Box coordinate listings
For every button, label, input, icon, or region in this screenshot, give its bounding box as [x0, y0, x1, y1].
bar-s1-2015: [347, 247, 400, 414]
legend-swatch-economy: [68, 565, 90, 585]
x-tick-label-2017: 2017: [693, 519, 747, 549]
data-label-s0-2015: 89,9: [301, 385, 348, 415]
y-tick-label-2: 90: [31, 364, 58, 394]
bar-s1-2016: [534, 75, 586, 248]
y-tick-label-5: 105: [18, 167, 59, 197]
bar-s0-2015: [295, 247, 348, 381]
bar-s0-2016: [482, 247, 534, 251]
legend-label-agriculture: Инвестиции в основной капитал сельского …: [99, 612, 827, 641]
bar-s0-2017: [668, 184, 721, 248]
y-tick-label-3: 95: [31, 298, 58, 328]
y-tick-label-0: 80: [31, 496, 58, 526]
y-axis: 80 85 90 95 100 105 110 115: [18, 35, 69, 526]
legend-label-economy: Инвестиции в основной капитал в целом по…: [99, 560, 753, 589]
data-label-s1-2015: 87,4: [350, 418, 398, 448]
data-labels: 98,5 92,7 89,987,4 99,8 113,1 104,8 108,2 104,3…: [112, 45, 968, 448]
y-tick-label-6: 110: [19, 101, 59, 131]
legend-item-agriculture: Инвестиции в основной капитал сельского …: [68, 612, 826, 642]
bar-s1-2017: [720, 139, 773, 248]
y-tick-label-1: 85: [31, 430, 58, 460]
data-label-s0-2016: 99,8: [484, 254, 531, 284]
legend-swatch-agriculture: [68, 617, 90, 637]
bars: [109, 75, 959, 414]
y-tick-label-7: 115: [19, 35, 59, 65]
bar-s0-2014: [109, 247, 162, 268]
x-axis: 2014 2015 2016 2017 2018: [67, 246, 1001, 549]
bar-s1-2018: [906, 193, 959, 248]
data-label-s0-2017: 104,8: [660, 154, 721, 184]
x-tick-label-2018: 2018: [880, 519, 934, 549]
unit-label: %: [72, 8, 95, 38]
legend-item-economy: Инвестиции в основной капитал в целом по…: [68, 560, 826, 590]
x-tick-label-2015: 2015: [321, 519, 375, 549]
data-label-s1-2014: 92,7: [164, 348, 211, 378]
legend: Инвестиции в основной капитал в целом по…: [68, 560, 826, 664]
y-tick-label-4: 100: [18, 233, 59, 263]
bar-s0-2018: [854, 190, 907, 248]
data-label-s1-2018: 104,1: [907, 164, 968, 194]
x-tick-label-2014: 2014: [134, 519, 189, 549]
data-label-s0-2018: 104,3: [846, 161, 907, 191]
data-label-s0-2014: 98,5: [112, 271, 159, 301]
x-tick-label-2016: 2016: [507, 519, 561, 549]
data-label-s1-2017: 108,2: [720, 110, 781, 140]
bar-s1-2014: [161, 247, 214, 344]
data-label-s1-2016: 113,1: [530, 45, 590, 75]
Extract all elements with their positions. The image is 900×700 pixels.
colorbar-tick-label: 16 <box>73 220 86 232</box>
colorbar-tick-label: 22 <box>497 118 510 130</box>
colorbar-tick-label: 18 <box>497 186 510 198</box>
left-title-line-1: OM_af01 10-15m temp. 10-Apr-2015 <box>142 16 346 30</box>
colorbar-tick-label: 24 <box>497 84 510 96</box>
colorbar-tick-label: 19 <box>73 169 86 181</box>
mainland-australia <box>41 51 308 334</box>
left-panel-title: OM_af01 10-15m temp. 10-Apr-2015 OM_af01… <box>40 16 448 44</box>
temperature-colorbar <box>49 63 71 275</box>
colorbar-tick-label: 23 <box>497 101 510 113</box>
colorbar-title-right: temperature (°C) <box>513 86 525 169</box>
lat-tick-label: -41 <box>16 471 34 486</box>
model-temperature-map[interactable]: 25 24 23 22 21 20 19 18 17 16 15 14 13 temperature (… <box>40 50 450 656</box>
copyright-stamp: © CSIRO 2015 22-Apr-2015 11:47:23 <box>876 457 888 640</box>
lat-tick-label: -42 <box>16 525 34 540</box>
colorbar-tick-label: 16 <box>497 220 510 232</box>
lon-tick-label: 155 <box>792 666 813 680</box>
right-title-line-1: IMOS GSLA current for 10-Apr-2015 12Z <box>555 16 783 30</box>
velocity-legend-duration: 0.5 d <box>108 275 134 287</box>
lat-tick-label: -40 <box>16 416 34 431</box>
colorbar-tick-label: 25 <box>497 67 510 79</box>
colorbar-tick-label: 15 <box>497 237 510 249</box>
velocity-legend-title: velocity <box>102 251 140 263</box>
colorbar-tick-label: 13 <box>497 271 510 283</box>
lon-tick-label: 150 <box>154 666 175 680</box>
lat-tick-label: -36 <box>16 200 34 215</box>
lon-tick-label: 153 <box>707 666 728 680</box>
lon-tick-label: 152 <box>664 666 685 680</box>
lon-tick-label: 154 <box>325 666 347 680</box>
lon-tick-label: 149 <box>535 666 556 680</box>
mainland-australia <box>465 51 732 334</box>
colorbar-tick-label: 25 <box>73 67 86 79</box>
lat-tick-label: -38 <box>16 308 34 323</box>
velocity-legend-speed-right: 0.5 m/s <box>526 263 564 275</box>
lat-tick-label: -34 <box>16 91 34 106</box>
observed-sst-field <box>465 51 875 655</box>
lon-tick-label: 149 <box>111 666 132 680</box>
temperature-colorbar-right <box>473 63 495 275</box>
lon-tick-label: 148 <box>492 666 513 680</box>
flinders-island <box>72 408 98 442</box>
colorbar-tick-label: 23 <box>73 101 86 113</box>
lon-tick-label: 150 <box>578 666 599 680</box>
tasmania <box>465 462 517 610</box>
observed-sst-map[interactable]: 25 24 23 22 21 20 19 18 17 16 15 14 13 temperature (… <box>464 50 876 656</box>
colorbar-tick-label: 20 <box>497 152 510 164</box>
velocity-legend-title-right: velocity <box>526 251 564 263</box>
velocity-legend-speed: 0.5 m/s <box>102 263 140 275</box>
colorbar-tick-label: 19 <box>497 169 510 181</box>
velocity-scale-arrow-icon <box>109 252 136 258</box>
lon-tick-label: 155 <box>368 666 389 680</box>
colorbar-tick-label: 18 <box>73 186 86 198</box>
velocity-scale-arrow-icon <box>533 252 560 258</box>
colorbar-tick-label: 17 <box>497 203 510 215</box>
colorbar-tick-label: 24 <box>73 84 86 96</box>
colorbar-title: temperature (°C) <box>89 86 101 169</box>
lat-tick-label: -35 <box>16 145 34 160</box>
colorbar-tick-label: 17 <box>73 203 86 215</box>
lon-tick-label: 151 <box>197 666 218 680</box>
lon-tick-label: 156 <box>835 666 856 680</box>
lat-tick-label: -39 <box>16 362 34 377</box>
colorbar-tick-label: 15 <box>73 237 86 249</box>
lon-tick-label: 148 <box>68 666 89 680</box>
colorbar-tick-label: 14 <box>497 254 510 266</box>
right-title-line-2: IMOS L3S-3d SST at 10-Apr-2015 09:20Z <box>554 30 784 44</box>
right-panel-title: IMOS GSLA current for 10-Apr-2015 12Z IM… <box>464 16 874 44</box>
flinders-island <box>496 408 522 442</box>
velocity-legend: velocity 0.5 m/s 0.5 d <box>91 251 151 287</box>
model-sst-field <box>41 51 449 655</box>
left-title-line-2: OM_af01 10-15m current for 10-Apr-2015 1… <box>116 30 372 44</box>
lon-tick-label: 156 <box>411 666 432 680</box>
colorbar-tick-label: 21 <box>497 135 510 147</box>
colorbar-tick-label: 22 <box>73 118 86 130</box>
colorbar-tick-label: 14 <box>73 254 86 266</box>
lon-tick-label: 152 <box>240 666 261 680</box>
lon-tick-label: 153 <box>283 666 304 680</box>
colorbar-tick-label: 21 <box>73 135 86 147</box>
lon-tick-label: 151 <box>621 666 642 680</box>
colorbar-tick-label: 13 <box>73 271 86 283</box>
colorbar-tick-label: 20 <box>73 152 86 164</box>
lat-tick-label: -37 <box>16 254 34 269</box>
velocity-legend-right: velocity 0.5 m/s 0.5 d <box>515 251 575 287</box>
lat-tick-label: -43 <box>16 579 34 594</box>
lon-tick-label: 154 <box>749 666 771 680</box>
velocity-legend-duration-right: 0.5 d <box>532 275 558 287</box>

▸ **WHAT THE TASK ASKS**:
Express the lines from the beginning of the box coordinate listings through the line containing "y-tick-label-2: 90: [31, 364, 58, 394]", both ends included, as a JSON list of strings with one string per line and blank lines omitted.

▸ **RESPONSE BELOW**:
[
  "For every button, label, input, icon, or region in this screenshot, give its bounding box as [x0, y0, x1, y1].",
  "bar-s1-2015: [347, 247, 400, 414]",
  "legend-swatch-economy: [68, 565, 90, 585]",
  "x-tick-label-2017: 2017: [693, 519, 747, 549]",
  "data-label-s0-2015: 89,9: [301, 385, 348, 415]",
  "y-tick-label-2: 90: [31, 364, 58, 394]"
]